* Exercise prompt
From the entries below, copy every line that holds the word "status".

Figure record extracts

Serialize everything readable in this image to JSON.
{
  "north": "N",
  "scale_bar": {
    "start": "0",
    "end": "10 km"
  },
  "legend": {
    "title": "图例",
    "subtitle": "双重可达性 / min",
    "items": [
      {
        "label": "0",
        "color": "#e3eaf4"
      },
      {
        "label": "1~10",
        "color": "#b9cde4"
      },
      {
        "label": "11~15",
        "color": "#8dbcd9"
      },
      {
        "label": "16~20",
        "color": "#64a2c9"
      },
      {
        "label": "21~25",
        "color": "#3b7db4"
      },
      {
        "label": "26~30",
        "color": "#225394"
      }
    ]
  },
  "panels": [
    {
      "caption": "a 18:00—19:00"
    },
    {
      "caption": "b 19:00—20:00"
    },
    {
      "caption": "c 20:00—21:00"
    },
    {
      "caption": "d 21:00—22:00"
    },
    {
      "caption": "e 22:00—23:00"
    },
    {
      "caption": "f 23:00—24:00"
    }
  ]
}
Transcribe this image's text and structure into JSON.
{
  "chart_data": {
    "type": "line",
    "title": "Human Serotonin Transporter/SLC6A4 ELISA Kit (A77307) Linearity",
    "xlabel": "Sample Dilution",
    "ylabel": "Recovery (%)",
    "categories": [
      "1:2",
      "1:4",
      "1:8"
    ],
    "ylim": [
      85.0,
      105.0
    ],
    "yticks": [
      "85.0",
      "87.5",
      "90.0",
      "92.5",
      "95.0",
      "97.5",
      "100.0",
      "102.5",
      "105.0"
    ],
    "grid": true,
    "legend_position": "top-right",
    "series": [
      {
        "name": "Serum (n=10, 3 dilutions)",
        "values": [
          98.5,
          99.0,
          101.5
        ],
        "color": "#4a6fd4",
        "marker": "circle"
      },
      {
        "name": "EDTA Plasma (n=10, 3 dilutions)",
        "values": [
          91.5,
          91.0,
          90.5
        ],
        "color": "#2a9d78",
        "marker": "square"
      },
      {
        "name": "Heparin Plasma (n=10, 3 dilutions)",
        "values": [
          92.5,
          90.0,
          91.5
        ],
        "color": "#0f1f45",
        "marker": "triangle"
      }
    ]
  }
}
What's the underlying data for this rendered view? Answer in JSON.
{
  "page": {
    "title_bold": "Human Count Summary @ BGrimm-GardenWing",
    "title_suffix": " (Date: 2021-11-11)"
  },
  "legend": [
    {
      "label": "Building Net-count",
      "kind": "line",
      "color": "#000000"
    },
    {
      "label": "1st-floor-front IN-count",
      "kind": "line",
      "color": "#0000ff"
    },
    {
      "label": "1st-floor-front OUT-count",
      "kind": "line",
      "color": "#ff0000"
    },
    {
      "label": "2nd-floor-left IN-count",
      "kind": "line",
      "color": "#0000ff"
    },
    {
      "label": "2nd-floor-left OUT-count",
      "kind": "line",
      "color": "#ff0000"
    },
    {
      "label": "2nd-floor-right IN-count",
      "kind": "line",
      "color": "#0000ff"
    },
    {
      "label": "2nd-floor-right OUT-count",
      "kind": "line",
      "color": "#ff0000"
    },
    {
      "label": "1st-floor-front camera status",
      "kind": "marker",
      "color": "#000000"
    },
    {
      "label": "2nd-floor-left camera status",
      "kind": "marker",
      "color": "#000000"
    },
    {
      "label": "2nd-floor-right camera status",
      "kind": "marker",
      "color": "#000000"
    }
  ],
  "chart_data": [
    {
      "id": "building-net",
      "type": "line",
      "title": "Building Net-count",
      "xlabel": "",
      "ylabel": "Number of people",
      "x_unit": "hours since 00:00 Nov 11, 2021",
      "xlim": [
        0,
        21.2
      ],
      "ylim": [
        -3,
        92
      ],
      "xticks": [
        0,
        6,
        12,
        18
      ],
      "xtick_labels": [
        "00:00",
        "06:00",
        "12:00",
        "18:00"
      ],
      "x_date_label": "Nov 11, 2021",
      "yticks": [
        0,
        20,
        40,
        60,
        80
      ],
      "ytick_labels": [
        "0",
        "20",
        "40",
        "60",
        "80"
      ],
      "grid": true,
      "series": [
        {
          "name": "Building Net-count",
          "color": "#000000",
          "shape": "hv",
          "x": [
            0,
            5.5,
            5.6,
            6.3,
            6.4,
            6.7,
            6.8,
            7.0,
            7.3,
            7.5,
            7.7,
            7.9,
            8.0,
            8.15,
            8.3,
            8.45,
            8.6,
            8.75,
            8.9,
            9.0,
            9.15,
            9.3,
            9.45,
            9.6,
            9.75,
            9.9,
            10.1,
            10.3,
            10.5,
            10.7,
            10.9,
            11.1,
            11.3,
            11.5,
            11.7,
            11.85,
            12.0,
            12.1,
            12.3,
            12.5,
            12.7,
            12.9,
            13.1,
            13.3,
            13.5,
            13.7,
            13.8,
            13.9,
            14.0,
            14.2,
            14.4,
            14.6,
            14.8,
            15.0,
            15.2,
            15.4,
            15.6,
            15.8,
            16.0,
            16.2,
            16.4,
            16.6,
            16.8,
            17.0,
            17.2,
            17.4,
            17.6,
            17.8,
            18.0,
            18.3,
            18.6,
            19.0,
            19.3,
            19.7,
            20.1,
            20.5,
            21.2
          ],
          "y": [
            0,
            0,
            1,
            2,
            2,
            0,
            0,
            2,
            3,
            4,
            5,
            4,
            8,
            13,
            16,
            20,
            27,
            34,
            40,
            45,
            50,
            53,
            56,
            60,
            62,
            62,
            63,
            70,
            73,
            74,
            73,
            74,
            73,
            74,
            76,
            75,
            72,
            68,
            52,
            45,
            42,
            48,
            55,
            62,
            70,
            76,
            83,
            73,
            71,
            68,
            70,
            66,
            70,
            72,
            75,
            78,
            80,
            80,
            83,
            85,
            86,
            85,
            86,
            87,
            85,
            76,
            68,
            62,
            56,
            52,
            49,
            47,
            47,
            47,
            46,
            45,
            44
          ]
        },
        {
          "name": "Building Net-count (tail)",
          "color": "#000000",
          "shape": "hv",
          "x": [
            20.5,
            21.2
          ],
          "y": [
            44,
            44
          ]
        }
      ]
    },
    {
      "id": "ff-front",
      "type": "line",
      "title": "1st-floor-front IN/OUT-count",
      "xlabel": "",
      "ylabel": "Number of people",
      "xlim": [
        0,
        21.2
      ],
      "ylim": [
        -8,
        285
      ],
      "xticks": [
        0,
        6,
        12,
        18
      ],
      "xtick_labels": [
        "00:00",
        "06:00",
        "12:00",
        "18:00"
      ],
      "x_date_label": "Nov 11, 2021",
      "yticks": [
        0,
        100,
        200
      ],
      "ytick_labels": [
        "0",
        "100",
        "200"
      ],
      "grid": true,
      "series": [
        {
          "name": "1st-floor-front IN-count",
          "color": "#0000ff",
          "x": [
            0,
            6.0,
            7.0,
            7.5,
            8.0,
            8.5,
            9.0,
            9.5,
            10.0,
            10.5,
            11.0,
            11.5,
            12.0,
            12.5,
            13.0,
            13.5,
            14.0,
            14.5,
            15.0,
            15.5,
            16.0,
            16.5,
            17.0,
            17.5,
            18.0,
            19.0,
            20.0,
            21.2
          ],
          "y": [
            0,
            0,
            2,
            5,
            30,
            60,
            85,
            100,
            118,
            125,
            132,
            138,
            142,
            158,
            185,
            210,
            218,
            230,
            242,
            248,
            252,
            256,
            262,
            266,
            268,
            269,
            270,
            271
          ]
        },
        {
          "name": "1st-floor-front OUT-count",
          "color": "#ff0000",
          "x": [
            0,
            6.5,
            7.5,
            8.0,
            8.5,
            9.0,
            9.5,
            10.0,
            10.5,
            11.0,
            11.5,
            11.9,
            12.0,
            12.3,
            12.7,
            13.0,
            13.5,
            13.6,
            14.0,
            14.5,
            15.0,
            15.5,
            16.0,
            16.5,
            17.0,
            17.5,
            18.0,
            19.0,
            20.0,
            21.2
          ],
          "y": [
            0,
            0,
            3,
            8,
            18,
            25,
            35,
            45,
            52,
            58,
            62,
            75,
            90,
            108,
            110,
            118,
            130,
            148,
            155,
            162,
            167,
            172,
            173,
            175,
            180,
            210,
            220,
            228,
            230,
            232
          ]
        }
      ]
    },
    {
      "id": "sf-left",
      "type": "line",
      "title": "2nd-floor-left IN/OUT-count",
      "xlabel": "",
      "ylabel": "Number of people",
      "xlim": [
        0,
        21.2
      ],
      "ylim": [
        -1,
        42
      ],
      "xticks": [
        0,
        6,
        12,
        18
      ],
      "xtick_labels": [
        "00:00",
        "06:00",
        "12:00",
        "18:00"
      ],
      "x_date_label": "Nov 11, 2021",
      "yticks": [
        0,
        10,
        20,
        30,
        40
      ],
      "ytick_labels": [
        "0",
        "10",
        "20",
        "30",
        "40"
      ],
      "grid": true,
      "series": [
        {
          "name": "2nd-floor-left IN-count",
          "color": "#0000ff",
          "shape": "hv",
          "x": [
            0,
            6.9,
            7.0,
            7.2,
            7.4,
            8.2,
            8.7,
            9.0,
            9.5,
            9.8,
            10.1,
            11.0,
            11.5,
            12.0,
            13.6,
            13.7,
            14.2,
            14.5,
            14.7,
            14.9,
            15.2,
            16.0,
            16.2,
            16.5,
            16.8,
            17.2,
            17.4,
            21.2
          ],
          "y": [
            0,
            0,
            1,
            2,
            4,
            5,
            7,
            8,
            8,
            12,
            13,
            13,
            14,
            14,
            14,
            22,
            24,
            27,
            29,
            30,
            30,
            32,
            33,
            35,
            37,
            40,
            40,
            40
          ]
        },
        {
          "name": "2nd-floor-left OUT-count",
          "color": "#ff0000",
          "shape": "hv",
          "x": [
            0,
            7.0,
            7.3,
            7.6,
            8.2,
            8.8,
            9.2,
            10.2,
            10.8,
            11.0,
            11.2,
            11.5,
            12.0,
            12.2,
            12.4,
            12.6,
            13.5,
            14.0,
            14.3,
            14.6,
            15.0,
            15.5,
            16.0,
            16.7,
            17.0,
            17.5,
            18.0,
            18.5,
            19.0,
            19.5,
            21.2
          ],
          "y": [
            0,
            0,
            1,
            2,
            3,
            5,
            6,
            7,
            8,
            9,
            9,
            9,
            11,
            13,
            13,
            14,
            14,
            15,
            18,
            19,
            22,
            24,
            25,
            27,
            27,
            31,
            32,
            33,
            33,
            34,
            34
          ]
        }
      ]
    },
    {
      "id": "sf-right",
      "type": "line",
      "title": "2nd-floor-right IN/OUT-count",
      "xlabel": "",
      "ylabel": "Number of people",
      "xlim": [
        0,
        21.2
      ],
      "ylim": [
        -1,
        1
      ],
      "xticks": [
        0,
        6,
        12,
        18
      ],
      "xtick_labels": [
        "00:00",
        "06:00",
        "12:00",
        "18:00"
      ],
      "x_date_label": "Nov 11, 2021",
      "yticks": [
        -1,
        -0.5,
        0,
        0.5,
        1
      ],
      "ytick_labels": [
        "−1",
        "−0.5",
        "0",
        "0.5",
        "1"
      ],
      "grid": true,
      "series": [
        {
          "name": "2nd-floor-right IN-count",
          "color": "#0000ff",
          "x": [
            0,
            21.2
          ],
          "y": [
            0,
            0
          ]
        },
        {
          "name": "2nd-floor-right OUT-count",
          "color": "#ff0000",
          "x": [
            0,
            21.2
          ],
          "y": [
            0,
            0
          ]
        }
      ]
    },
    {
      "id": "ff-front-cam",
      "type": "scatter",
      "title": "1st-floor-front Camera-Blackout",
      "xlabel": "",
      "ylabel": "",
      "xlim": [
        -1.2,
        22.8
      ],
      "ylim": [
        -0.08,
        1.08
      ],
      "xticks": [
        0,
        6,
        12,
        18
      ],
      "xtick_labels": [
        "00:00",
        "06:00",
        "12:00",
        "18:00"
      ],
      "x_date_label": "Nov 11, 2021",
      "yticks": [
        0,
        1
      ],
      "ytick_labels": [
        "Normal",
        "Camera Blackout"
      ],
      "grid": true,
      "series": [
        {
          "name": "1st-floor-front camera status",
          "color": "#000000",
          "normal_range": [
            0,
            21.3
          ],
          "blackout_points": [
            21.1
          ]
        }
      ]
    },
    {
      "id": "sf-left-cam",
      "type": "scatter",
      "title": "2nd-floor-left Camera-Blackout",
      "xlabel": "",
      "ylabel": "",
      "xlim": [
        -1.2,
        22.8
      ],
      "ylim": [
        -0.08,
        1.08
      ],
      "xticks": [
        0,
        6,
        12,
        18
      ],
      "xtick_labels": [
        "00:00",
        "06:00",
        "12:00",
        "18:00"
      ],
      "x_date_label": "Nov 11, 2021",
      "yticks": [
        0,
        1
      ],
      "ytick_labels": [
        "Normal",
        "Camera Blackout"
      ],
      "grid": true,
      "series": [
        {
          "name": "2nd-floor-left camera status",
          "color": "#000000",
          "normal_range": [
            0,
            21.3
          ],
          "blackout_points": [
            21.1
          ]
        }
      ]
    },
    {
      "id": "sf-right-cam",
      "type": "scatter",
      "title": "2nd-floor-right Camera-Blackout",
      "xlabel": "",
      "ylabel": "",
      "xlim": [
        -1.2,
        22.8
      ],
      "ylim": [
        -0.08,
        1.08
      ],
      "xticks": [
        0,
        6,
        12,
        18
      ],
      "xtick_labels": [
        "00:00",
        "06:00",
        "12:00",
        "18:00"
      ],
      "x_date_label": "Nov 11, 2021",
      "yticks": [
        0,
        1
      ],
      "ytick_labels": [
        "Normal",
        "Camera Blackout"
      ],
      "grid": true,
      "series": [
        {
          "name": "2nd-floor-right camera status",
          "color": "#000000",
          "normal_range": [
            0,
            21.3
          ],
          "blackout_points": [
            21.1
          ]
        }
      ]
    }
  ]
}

* Solution to the exercise
      "label": "1st-floor-front camera status",
      "label": "2nd-floor-left camera status",
      "label": "2nd-floor-right camera status",
          "name": "1st-floor-front camera status",
          "name": "2nd-floor-left camera status",
          "name": "2nd-floor-right camera status",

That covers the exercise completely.